The data –
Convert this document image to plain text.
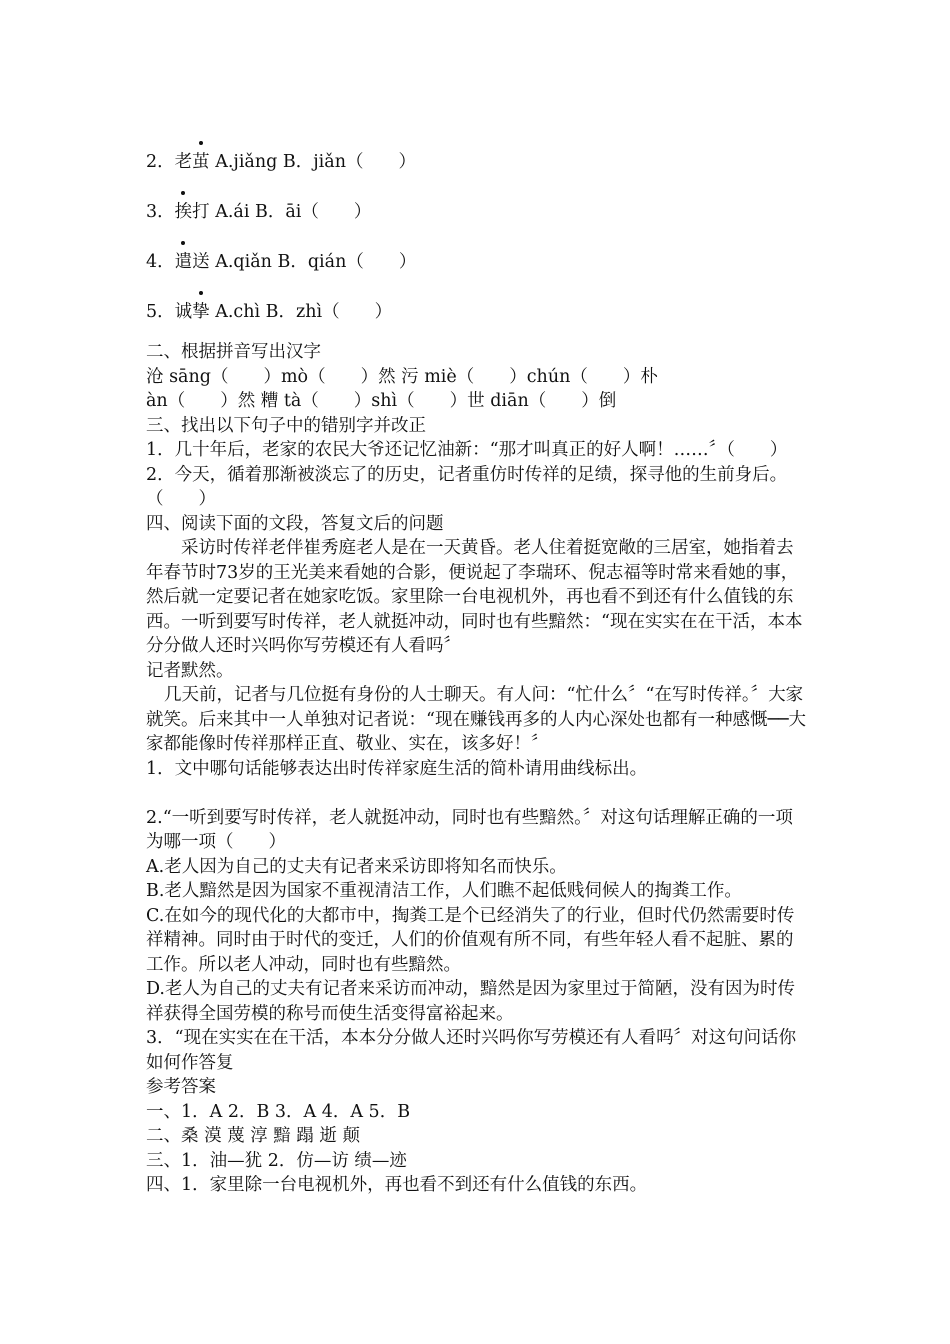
2．老茧 A.jiǎng B．jiǎn（　　）
3．挨打 A.ái B．āi（　　）
4．遣送 A.qiǎn B．qián（　　）
5．诚挚 A.chì B．zhì（　　）

二、根据拼音写出汉字

沧 sāng（　　）mò（　　）然 污 miè（　　）chún（　　）朴

àn（　　）然 糟 tà（　　）shì（　　）世 diān（　　）倒

三、找出以下句子中的错别字并改正

1．几十年后，老家的农民大爷还记忆油新：“那才叫真正的好人啊！……〞（　　）

2．今天，循着那渐被淡忘了的历史，记者重仿时传祥的足绩，探寻他的生前身后。（　　）

四、阅读下面的文段，答复文后的问题

采访时传祥老伴崔秀庭老人是在一天黄昏。老人住着挺宽敞的三居室，她指着去年春节时73岁的王光美来看她的合影，便说起了李瑞环、倪志福等时常来看她的事，然后就一定要记者在她家吃饭。家里除一台电视机外，再也看不到还有什么值钱的东西。一听到要写时传祥，老人就挺冲动，同时也有些黯然：“现在实实在在干活，本本分分做人还时兴吗你写劳模还有人看吗〞

记者默然。

几天前，记者与几位挺有身份的人士聊天。有人问：“忙什么〞“在写时传祥。〞大家就笑。后来其中一人单独对记者说：“现在赚钱再多的人内心深处也都有一种感慨──大家都能像时传祥那样正直、敬业、实在，该多好！〞

1．文中哪句话能够表达出时传祥家庭生活的简朴请用曲线标出。

2.“一听到要写时传祥，老人就挺冲动，同时也有些黯然。〞对这句话理解正确的一项为哪一项（　　）

A.老人因为自己的丈夫有记者来采访即将知名而快乐。

B.老人黯然是因为国家不重视清洁工作，人们瞧不起低贱伺候人的掏粪工作。

C.在如今的现代化的大都市中，掏粪工是个已经消失了的行业，但时代仍然需要时传祥精神。同时由于时代的变迁，人们的价值观有所不同，有些年轻人看不起脏、累的工作。所以老人冲动，同时也有些黯然。

D.老人为自己的丈夫有记者来采访而冲动，黯然是因为家里过于简陋，没有因为时传祥获得全国劳模的称号而使生活变得富裕起来。

3．“现在实实在在干活，本本分分做人还时兴吗你写劳模还有人看吗〞对这句问话你如何作答复

参考答案

一、1．A 2．B 3．A 4．A 5．B

二、桑 漠 蔑 淳 黯 蹋 逝 颠

三、1．油—犹 2．仿—访 绩—迹

四、1．家里除一台电视机外，再也看不到还有什么值钱的东西。
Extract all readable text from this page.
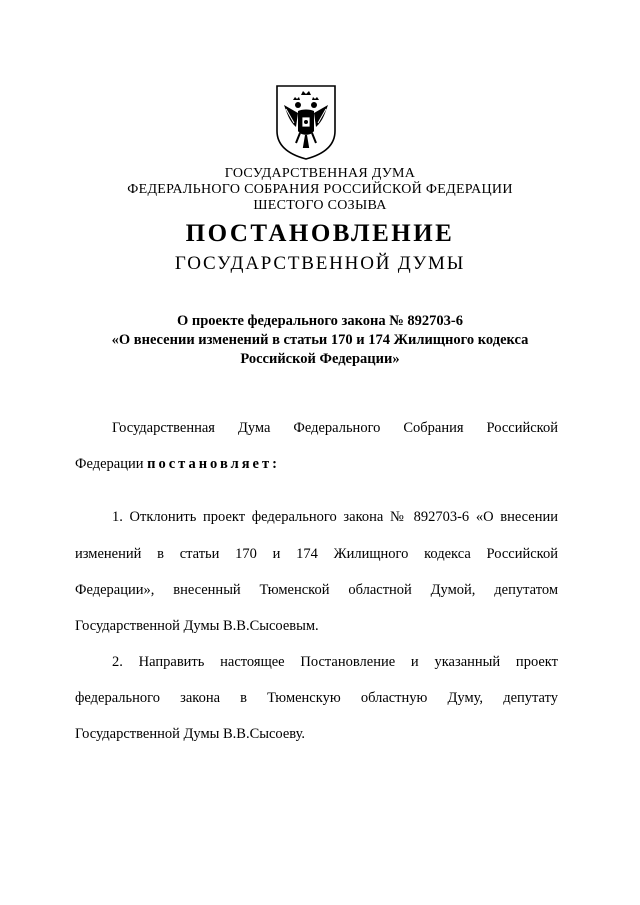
ГОСУДАРСТВЕННАЯ ДУМА
ФЕДЕРАЛЬНОГО СОБРАНИЯ РОССИЙСКОЙ ФЕДЕРАЦИИ
ШЕСТОГО СОЗЫВА
ПОСТАНОВЛЕНИЕ
ГОСУДАРСТВЕННОЙ ДУМЫ
О проекте федерального закона № 892703-6
«О внесении изменений в статьи 170 и 174 Жилищного кодекса
Российской Федерации»
Государственная Дума Федерального Собрания Российской
Федерации постановляет:
1. Отклонить проект федерального закона № 892703-6 «О внесении
изменений в статьи 170 и 174 Жилищного кодекса Российской
Федерации», внесенный Тюменской областной Думой, депутатом
Государственной Думы В.В.Сысоевым.
2. Направить настоящее Постановление и указанный проект
федерального закона в Тюменскую областную Думу, депутату
Государственной Думы В.В.Сысоеву.
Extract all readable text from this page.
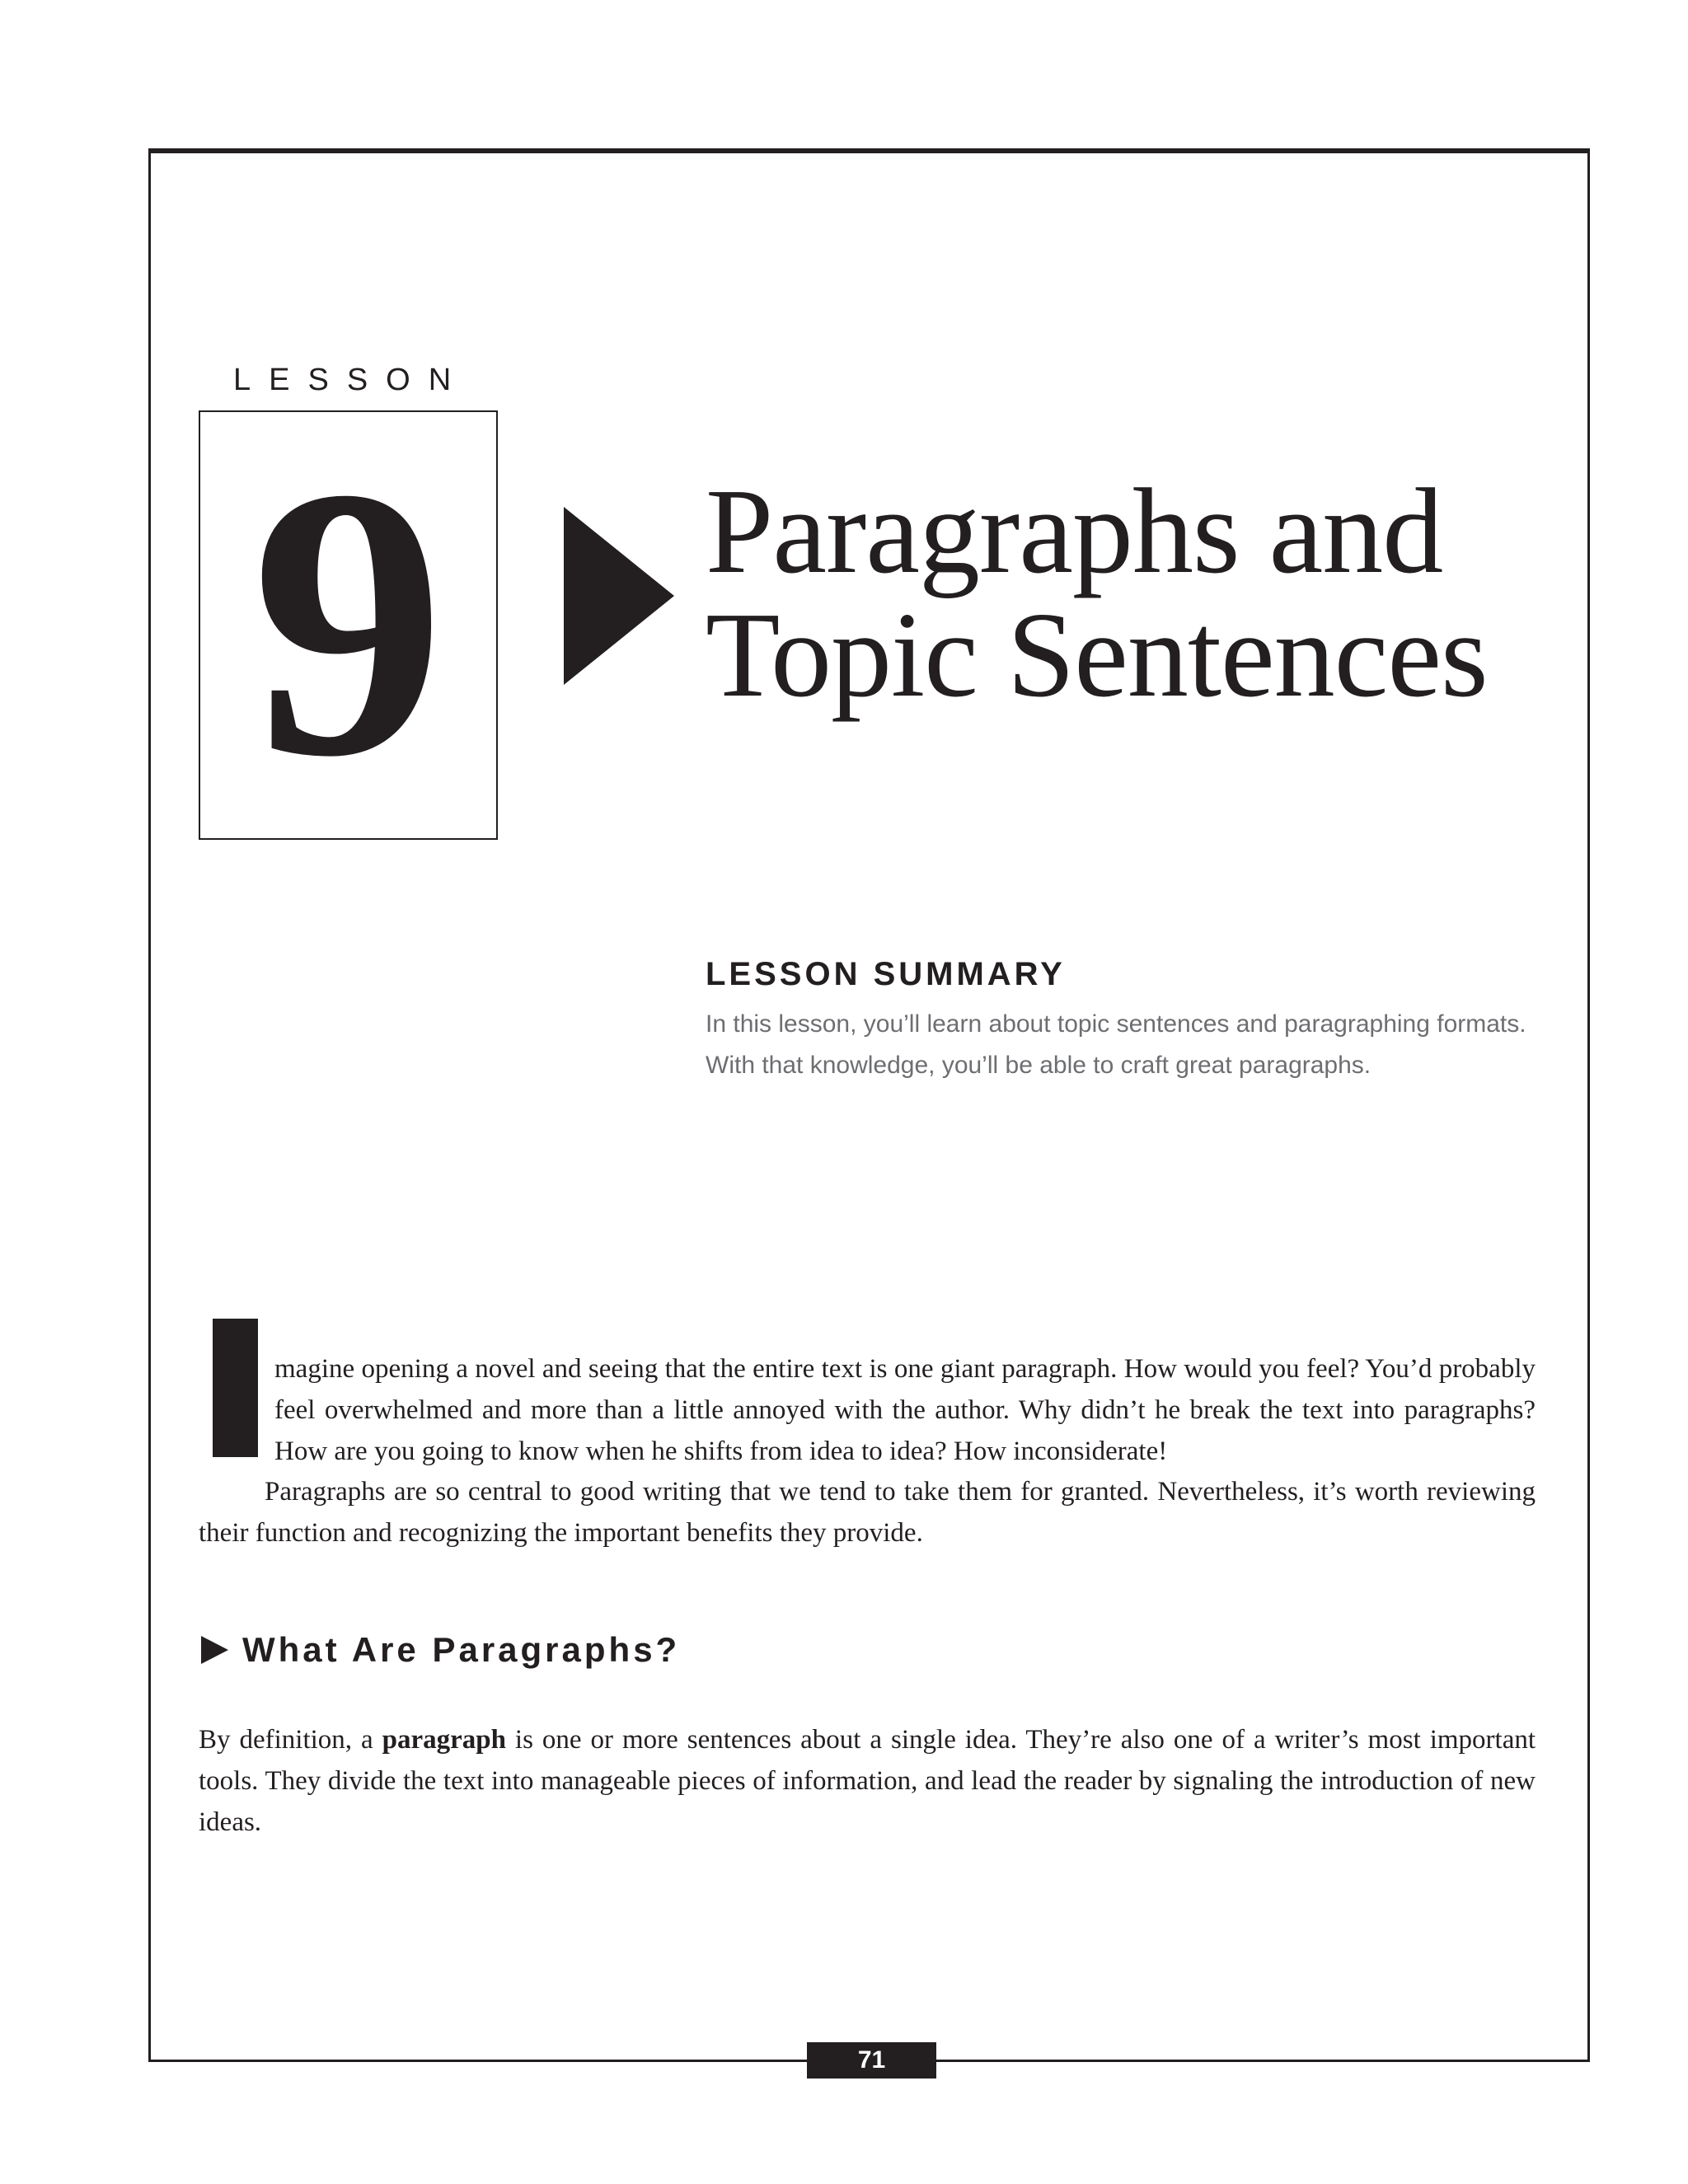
LESSON
9	Paragraphs and
Topic Sentences
LESSON SUMMARY

In this lesson, you’ll learn about topic sentences and paragraphing formats. With that knowledge, you’ll be able to craft great paragraphs.

I

magine opening a novel and seeing that the entire text is one giant paragraph. How would you feel? You’d probably feel overwhelmed and more than a little annoyed with the author. Why didn’t he break the text into paragraphs? How are you going to know when he shifts from idea to idea? How inconsiderate!

Paragraphs are so central to good writing that we tend to take them for granted. Nevertheless, it’s worth reviewing their function and recognizing the important benefits they provide.

What Are Paragraphs?

By definition, a paragraph is one or more sentences about a single idea. They’re also one of a writer’s most important tools. They divide the text into manageable pieces of information, and lead the reader by signaling the introduction of new ideas.

71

Task brief –
State how many lines of the listing include the word "изменений". Reply with the number alone.

Finished exercise –
2